======== Data for the task ========

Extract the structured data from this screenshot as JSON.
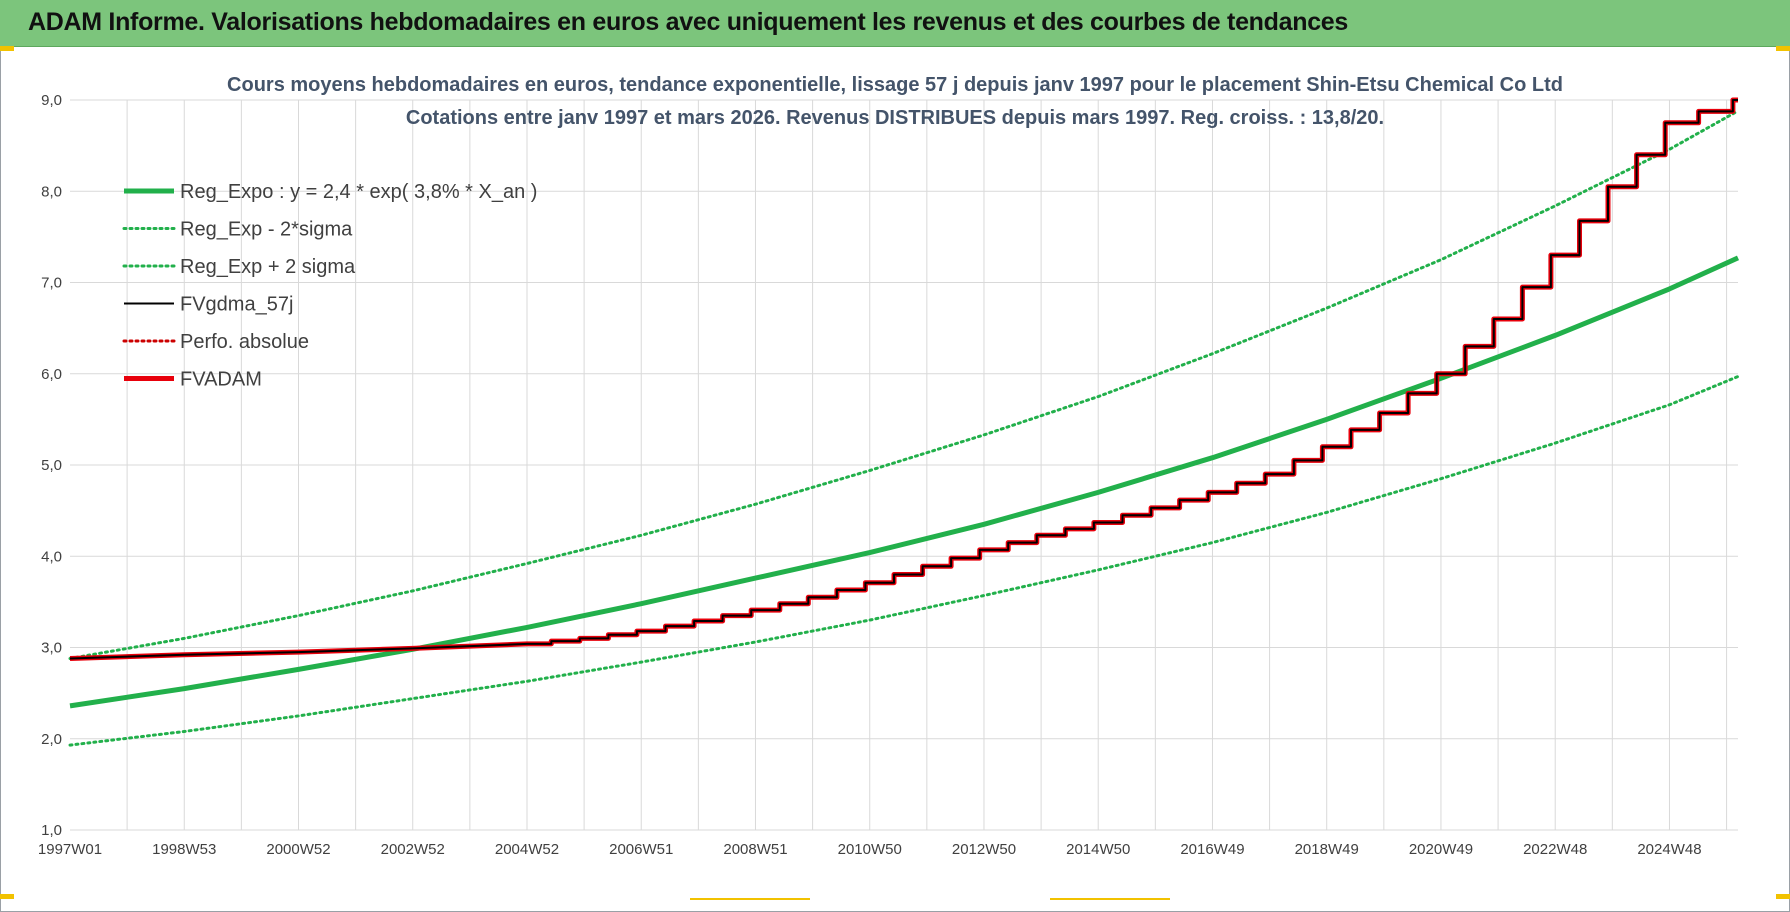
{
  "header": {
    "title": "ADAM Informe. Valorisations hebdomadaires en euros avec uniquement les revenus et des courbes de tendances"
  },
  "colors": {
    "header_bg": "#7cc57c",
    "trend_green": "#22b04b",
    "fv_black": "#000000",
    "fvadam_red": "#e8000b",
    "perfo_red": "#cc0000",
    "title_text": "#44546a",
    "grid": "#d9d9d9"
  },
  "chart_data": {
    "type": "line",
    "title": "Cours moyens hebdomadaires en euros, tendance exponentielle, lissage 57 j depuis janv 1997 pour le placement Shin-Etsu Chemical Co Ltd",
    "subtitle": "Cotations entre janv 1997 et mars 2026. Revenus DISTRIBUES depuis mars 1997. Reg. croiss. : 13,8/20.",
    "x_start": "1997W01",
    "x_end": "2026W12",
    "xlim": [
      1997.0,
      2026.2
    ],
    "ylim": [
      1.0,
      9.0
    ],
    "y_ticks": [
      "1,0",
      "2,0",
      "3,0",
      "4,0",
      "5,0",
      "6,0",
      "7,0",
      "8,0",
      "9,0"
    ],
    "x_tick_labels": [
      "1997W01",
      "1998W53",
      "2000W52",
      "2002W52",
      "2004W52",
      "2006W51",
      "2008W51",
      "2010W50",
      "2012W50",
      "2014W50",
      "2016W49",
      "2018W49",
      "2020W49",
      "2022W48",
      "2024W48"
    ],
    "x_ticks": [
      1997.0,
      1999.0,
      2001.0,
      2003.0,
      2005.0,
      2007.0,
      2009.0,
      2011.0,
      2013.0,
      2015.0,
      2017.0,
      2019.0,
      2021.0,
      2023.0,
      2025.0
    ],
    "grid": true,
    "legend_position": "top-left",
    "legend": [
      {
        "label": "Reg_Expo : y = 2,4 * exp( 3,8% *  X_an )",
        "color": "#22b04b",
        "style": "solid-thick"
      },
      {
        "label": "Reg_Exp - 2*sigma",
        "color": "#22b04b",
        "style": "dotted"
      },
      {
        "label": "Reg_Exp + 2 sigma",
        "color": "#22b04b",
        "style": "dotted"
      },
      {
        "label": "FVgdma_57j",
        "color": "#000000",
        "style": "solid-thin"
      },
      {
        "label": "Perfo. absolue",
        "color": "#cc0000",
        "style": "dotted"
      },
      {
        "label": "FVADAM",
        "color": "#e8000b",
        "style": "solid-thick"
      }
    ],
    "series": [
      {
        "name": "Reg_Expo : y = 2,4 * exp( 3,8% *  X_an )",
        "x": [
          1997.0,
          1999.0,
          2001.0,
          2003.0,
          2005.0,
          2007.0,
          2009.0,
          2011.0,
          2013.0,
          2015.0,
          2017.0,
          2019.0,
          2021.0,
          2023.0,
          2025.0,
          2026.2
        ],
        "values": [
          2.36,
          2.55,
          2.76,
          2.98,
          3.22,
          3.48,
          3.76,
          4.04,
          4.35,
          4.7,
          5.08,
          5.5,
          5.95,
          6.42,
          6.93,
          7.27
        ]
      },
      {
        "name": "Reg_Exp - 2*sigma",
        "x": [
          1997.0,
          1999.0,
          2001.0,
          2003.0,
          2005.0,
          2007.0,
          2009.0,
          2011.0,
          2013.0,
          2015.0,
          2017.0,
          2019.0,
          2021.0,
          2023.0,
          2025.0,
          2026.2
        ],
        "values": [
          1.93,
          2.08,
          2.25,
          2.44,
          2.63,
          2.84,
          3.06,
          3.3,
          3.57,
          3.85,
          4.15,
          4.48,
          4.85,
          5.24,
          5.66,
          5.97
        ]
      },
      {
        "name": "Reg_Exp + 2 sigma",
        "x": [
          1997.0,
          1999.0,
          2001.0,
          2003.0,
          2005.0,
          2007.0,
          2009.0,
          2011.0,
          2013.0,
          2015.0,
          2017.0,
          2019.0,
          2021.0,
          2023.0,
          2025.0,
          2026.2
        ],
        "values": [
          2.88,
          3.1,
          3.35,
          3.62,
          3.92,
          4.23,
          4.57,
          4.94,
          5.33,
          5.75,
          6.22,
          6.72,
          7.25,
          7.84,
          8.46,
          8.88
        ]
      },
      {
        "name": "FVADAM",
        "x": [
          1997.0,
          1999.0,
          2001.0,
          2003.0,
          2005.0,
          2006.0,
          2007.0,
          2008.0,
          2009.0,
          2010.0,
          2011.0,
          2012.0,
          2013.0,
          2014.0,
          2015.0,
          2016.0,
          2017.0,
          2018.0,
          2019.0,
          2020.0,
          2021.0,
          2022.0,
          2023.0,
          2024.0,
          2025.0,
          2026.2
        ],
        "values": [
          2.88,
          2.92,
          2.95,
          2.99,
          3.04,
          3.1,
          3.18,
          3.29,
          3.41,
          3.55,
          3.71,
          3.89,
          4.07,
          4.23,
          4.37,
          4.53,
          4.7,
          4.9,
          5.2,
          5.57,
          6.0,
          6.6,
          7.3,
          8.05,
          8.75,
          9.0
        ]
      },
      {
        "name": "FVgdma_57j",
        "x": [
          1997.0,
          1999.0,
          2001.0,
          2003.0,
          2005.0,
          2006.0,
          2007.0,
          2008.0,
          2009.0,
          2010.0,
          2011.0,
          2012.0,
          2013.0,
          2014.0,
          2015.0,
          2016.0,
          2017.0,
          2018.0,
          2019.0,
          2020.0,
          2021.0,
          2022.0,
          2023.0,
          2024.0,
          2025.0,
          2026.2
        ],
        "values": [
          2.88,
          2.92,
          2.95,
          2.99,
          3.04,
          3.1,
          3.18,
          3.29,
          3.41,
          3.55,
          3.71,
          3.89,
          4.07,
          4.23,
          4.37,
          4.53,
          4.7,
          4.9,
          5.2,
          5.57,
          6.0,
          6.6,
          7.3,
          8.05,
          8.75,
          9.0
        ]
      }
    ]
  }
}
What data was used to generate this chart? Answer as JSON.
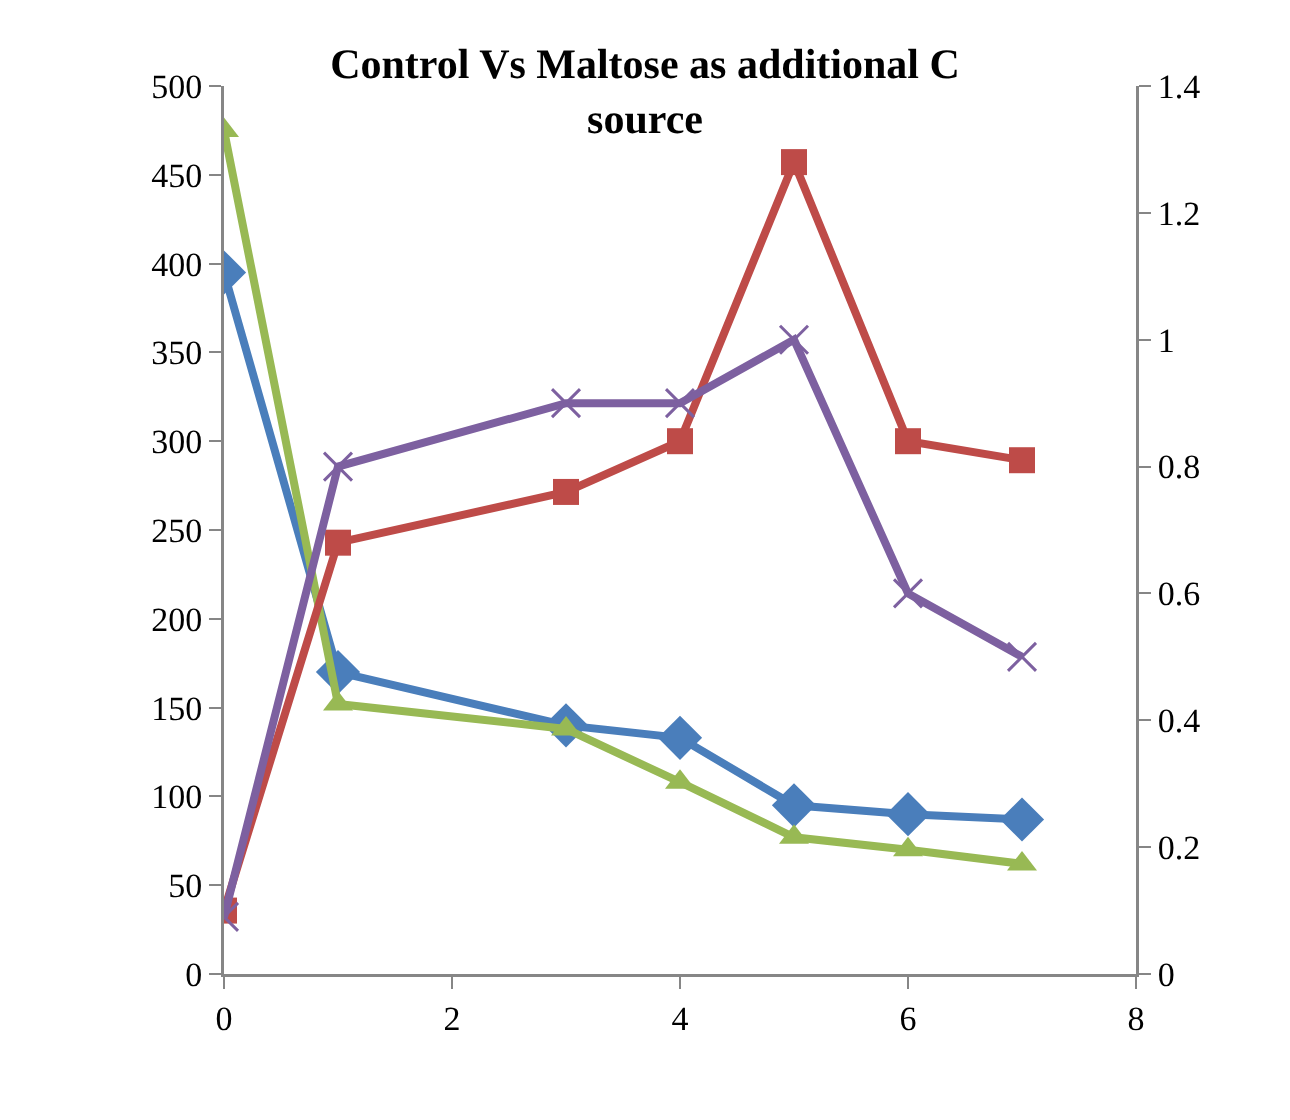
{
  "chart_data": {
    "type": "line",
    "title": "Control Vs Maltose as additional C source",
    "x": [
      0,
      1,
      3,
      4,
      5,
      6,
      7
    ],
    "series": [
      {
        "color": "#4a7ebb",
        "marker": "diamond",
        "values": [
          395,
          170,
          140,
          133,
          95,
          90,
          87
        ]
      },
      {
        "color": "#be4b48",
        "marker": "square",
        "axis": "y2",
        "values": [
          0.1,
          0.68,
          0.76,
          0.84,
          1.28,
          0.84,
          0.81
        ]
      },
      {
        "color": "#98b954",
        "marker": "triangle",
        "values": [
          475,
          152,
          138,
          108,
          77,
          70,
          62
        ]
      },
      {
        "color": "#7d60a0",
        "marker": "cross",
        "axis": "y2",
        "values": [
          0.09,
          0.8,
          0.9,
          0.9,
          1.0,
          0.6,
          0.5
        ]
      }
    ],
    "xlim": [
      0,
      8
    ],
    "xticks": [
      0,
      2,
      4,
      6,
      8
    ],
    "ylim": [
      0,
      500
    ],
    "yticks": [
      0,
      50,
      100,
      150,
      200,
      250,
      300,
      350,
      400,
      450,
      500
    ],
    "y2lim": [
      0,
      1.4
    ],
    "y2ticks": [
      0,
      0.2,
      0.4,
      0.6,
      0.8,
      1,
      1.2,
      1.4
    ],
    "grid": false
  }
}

========

## Exercise:
Go through the records and show every line with the string "euros" in it.

## Expected answer:
    "title": "ADAM Informe. Valorisations hebdomadaires en euros avec uniquement les revenus et des courbes de tendances"
    "title": "Cours moyens hebdomadaires en euros, tendance exponentielle, lissage 57 j depuis janv 1997 pour le placement Shin-Etsu Chemical Co Ltd",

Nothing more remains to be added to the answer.